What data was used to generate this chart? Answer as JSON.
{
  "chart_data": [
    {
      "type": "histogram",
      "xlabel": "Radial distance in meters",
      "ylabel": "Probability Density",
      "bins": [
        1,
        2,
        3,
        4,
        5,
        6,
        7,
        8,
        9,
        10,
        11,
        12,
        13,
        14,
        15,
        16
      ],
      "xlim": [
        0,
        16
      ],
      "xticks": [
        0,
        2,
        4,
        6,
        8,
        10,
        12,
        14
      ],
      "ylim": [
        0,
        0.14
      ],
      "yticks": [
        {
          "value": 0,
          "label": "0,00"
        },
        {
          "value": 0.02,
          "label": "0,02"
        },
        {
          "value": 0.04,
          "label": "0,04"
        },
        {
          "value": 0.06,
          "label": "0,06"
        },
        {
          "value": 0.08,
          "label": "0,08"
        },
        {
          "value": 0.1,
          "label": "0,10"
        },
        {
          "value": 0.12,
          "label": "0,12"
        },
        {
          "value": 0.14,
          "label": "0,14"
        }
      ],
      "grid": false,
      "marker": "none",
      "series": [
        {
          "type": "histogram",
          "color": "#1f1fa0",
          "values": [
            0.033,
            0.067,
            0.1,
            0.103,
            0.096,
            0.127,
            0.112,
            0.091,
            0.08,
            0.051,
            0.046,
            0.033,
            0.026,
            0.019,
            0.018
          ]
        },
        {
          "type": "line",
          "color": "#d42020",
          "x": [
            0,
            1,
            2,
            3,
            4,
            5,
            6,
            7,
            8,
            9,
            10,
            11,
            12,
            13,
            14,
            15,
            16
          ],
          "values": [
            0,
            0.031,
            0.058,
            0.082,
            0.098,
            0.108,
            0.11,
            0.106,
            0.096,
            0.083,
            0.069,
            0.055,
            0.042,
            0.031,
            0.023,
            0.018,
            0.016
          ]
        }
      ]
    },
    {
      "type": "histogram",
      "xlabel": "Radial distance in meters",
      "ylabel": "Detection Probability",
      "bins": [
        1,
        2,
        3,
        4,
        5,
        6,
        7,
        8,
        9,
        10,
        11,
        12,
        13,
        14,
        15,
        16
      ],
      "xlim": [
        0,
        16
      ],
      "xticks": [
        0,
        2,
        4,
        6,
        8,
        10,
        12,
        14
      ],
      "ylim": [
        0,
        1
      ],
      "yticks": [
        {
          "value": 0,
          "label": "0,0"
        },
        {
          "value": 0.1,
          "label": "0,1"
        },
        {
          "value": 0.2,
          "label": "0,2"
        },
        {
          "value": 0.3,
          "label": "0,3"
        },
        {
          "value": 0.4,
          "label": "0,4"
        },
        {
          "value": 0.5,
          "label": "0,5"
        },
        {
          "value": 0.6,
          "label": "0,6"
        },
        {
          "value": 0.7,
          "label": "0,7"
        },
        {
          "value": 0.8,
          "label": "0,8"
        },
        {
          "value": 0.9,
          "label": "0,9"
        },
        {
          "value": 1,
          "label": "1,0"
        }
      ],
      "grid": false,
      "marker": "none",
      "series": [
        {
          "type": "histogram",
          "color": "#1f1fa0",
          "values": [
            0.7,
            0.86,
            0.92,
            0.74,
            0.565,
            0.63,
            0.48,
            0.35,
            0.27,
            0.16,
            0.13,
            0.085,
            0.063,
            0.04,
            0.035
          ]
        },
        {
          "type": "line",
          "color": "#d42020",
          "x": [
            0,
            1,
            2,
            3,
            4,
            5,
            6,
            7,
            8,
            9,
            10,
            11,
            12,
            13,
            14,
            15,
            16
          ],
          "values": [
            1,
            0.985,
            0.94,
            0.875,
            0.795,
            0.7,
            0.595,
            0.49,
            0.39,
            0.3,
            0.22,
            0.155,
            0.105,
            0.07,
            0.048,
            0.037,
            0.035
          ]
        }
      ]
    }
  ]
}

WHAT IS EXPECTED:
Set every line of the listing down word for word.

ANSWER FOR THIS EXERCISE:
What data was used to generate this chart? Answer as JSON.
{
  "chart_data": [
    {
      "type": "histogram",
      "xlabel": "Radial distance in meters",
      "ylabel": "Probability Density",
      "bins": [
        1,
        2,
        3,
        4,
        5,
        6,
        7,
        8,
        9,
        10,
        11,
        12,
        13,
        14,
        15,
        16
      ],
      "xlim": [
        0,
        16
      ],
      "xticks": [
        0,
        2,
        4,
        6,
        8,
        10,
        12,
        14
      ],
      "ylim": [
        0,
        0.14
      ],
      "yticks": [
        {
          "value": 0,
          "label": "0,00"
        },
        {
          "value": 0.02,
          "label": "0,02"
        },
        {
          "value": 0.04,
          "label": "0,04"
        },
        {
          "value": 0.06,
          "label": "0,06"
        },
        {
          "value": 0.08,
          "label": "0,08"
        },
        {
          "value": 0.1,
          "label": "0,10"
        },
        {
          "value": 0.12,
          "label": "0,12"
        },
        {
          "value": 0.14,
          "label": "0,14"
        }
      ],
      "grid": false,
      "marker": "none",
      "series": [
        {
          "type": "histogram",
          "color": "#1f1fa0",
          "values": [
            0.033,
            0.067,
            0.1,
            0.103,
            0.096,
            0.127,
            0.112,
            0.091,
            0.08,
            0.051,
            0.046,
            0.033,
            0.026,
            0.019,
            0.018
          ]
        },
        {
          "type": "line",
          "color": "#d42020",
          "x": [
            0,
            1,
            2,
            3,
            4,
            5,
            6,
            7,
            8,
            9,
            10,
            11,
            12,
            13,
            14,
            15,
            16
          ],
          "values": [
            0,
            0.031,
            0.058,
            0.082,
            0.098,
            0.108,
            0.11,
            0.106,
            0.096,
            0.083,
            0.069,
            0.055,
            0.042,
            0.031,
            0.023,
            0.018,
            0.016
          ]
        }
      ]
    },
    {
      "type": "histogram",
      "xlabel": "Radial distance in meters",
      "ylabel": "Detection Probability",
      "bins": [
        1,
        2,
        3,
        4,
        5,
        6,
        7,
        8,
        9,
        10,
        11,
        12,
        13,
        14,
        15,
        16
      ],
      "xlim": [
        0,
        16
      ],
      "xticks": [
        0,
        2,
        4,
        6,
        8,
        10,
        12,
        14
      ],
      "ylim": [
        0,
        1
      ],
      "yticks": [
        {
          "value": 0,
          "label": "0,0"
        },
        {
          "value": 0.1,
          "label": "0,1"
        },
        {
          "value": 0.2,
          "label": "0,2"
        },
        {
          "value": 0.3,
          "label": "0,3"
        },
        {
          "value": 0.4,
          "label": "0,4"
        },
        {
          "value": 0.5,
          "label": "0,5"
        },
        {
          "value": 0.6,
          "label": "0,6"
        },
        {
          "value": 0.7,
          "label": "0,7"
        },
        {
          "value": 0.8,
          "label": "0,8"
        },
        {
          "value": 0.9,
          "label": "0,9"
        },
        {
          "value": 1,
          "label": "1,0"
        }
      ],
      "grid": false,
      "marker": "none",
      "series": [
        {
          "type": "histogram",
          "color": "#1f1fa0",
          "values": [
            0.7,
            0.86,
            0.92,
            0.74,
            0.565,
            0.63,
            0.48,
            0.35,
            0.27,
            0.16,
            0.13,
            0.085,
            0.063,
            0.04,
            0.035
          ]
        },
        {
          "type": "line",
          "color": "#d42020",
          "x": [
            0,
            1,
            2,
            3,
            4,
            5,
            6,
            7,
            8,
            9,
            10,
            11,
            12,
            13,
            14,
            15,
            16
          ],
          "values": [
            1,
            0.985,
            0.94,
            0.875,
            0.795,
            0.7,
            0.595,
            0.49,
            0.39,
            0.3,
            0.22,
            0.155,
            0.105,
            0.07,
            0.048,
            0.037,
            0.035
          ]
        }
      ]
    }
  ]
}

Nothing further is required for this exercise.